— REQUIRED TASK —
Find every line with the word "document" and give their count, nothing else.
## Begin MATERIAL
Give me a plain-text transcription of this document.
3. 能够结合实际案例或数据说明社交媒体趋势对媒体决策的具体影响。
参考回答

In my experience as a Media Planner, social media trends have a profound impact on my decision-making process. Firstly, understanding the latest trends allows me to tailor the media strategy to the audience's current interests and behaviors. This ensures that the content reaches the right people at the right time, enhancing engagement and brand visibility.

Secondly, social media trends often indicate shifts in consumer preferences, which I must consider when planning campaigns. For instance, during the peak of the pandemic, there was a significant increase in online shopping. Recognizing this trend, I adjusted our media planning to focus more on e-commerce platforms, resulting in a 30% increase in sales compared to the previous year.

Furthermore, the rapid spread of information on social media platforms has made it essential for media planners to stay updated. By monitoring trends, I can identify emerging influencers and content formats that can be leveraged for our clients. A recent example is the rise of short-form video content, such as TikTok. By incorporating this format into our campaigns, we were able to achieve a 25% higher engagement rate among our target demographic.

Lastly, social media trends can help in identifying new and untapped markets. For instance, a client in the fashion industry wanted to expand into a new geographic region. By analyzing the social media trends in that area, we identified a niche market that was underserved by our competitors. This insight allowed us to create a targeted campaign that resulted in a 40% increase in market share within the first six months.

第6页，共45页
## End MATERIAL
## Begin MATERIAL
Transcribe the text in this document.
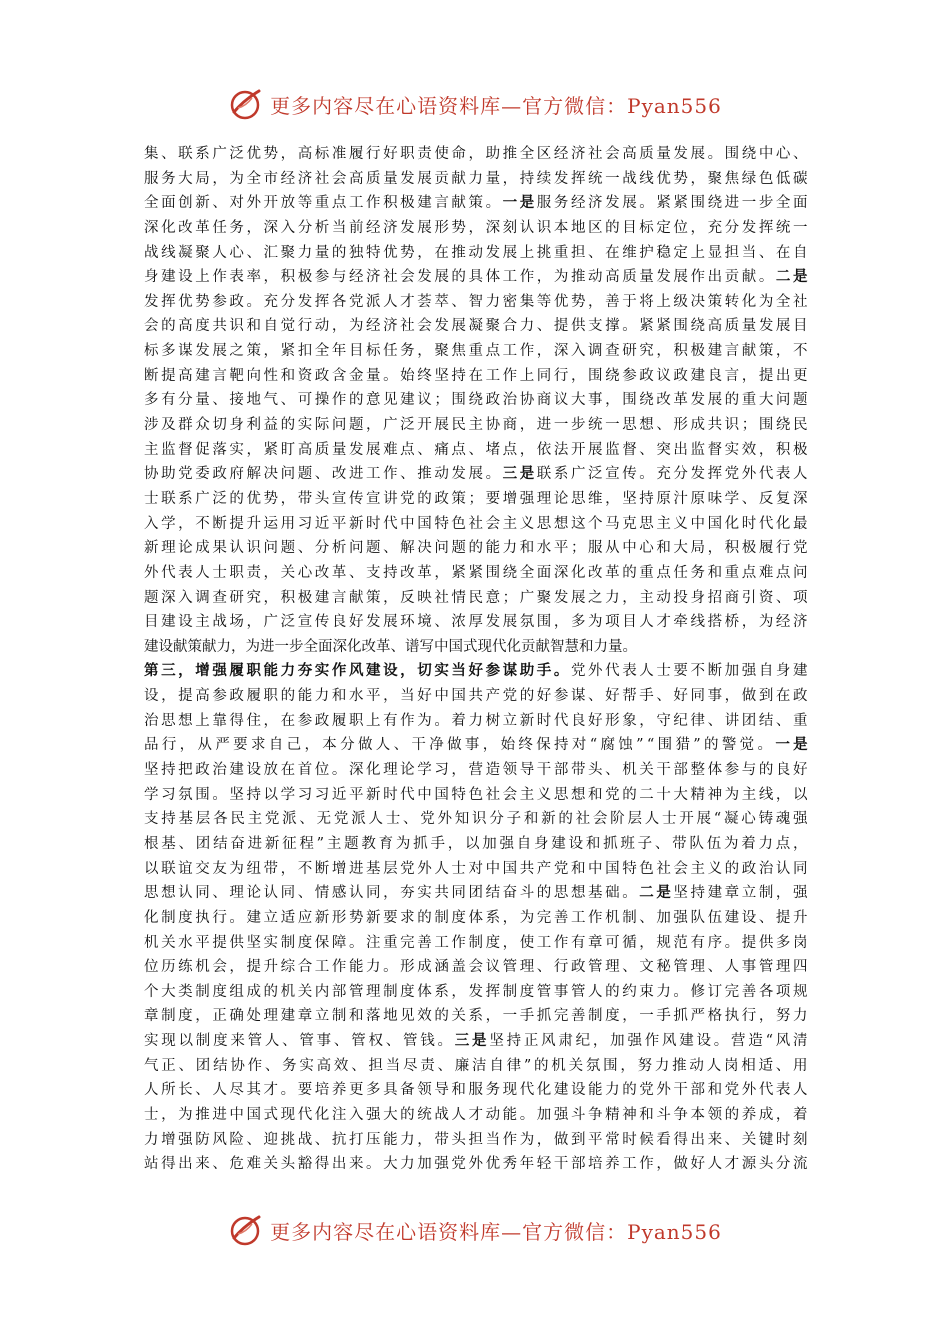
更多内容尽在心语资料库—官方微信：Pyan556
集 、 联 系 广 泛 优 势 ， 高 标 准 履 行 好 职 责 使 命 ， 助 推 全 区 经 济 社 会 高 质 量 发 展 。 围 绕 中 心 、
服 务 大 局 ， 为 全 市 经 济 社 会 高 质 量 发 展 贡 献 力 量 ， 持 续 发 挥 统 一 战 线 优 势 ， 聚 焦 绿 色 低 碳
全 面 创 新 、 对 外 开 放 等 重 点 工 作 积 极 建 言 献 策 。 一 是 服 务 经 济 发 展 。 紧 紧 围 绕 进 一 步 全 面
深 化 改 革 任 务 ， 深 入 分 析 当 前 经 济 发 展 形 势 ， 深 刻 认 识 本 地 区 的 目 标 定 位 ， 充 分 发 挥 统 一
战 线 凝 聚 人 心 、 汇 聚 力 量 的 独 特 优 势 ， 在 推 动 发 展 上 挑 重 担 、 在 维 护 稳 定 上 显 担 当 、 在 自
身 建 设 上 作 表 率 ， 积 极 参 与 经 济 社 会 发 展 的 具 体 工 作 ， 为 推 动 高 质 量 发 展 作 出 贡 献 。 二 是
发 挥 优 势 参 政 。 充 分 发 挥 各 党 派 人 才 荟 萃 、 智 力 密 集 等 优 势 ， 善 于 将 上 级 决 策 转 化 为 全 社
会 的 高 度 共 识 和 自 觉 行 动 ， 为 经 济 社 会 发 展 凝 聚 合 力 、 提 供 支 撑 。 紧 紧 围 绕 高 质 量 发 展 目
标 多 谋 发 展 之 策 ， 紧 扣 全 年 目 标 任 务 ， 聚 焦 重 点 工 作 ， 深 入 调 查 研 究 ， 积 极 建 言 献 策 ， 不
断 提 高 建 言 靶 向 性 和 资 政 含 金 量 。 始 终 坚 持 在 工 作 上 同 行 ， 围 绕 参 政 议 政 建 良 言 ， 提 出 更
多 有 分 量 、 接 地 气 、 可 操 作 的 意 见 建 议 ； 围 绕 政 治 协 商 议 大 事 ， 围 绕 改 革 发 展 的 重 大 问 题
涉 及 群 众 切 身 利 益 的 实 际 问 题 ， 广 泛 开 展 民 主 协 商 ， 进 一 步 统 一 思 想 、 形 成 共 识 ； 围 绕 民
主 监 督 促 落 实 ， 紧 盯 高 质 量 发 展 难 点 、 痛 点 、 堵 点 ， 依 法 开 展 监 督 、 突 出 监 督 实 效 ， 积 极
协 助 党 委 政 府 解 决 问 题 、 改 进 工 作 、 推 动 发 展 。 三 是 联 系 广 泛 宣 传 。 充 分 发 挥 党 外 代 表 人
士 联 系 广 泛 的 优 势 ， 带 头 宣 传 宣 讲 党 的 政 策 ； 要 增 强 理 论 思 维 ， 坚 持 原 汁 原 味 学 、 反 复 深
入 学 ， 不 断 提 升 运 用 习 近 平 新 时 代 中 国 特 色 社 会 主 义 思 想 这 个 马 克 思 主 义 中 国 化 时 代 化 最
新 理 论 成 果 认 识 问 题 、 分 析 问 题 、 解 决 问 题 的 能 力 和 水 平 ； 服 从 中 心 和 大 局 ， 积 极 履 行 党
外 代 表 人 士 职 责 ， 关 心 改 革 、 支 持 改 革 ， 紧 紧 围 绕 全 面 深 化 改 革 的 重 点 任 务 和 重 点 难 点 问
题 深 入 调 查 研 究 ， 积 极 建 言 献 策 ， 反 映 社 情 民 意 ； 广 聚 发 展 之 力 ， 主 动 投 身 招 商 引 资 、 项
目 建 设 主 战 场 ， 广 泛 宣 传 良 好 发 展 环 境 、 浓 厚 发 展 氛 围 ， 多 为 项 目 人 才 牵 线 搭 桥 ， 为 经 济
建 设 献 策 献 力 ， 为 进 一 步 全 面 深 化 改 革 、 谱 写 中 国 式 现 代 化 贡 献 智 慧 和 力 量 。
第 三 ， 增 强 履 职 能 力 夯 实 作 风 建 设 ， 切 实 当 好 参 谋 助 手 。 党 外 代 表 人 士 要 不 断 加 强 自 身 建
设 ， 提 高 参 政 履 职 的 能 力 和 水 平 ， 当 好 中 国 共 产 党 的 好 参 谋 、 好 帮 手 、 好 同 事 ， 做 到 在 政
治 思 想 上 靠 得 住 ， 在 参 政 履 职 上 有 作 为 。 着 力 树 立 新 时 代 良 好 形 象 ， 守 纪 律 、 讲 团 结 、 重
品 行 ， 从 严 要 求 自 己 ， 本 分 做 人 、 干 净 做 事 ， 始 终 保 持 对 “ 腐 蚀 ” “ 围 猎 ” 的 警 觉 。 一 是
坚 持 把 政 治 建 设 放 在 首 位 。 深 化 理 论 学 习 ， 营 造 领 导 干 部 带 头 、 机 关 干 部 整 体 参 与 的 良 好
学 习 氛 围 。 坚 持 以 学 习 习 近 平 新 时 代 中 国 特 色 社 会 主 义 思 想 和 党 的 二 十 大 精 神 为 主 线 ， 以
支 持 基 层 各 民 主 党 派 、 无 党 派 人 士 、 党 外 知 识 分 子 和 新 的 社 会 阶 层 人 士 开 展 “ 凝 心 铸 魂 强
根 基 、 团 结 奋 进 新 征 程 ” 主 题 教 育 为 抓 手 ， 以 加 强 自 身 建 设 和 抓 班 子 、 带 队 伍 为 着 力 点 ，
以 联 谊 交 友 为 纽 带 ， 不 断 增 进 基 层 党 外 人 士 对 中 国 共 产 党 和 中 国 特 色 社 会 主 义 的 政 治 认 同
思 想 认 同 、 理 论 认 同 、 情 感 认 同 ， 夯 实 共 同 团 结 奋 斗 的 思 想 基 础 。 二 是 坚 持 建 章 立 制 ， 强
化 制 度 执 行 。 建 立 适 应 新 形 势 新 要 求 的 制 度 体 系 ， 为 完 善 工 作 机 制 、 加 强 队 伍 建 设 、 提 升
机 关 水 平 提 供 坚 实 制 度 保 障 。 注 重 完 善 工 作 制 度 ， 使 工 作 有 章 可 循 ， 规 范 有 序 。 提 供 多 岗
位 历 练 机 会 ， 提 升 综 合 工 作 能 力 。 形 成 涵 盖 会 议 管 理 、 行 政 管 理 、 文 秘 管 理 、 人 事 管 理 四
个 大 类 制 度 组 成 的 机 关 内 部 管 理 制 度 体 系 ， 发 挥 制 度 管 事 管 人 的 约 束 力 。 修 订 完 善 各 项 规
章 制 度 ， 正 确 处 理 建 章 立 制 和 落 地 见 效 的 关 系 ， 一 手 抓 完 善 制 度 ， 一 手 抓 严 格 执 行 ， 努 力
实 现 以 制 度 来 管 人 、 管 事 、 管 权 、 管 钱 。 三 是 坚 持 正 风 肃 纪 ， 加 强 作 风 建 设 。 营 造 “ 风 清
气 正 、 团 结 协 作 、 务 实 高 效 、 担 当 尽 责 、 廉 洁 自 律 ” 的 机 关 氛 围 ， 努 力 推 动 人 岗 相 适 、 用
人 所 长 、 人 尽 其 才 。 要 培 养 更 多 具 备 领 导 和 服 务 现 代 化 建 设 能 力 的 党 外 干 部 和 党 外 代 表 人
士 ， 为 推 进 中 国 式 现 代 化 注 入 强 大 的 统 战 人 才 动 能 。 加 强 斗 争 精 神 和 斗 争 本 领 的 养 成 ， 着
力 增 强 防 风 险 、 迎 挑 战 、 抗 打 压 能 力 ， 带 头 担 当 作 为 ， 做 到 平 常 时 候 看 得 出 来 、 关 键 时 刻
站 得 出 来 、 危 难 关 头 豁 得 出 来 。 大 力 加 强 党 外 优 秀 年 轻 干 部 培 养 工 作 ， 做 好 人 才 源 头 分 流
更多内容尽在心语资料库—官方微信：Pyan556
## End MATERIAL
— COMPLETE ANSWER —
2